_Given exercise:_
Scan the listing below. Report each line that includes "count".

___ Extracted information ___

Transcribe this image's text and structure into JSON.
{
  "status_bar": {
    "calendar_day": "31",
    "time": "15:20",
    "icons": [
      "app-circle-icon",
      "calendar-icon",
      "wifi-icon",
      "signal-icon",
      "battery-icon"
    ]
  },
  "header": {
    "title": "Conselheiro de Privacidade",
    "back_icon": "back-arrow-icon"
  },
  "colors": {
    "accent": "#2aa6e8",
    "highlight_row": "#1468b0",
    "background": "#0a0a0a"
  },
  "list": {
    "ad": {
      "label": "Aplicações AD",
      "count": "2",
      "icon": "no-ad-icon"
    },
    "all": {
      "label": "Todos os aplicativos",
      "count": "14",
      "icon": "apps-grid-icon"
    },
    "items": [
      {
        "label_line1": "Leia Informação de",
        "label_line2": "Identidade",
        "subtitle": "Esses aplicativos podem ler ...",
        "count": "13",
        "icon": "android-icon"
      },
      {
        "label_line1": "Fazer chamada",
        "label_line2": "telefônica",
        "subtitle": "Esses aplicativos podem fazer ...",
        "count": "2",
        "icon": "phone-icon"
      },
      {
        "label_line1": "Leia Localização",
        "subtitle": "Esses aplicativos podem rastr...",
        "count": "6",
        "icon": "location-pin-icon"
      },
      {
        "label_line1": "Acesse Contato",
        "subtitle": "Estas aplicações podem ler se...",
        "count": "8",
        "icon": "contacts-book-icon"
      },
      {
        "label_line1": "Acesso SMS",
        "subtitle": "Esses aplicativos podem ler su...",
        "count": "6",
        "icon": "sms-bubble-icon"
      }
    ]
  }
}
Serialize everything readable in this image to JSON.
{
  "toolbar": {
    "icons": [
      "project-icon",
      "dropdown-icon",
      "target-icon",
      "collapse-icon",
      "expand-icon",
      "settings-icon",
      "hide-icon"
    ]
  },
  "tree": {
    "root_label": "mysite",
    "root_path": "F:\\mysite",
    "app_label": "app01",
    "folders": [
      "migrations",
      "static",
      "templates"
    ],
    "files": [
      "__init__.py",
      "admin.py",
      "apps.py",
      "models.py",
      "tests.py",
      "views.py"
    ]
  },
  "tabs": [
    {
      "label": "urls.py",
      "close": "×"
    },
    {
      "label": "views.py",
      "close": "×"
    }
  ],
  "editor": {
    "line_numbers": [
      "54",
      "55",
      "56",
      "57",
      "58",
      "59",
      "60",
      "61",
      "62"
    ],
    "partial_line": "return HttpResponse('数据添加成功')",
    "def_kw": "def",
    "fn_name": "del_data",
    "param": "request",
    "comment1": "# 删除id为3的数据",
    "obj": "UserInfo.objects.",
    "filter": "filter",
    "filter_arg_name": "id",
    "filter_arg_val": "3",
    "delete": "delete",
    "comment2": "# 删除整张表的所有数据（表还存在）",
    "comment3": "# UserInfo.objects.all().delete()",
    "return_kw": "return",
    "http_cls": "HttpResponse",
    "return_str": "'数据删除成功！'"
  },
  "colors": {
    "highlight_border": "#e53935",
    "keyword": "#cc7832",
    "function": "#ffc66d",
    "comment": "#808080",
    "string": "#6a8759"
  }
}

___

_Output for this task:_
      "count": "2",
      "count": "14",
        "count": "13",
        "count": "2",
        "count": "6",
        "count": "8",
        "count": "6",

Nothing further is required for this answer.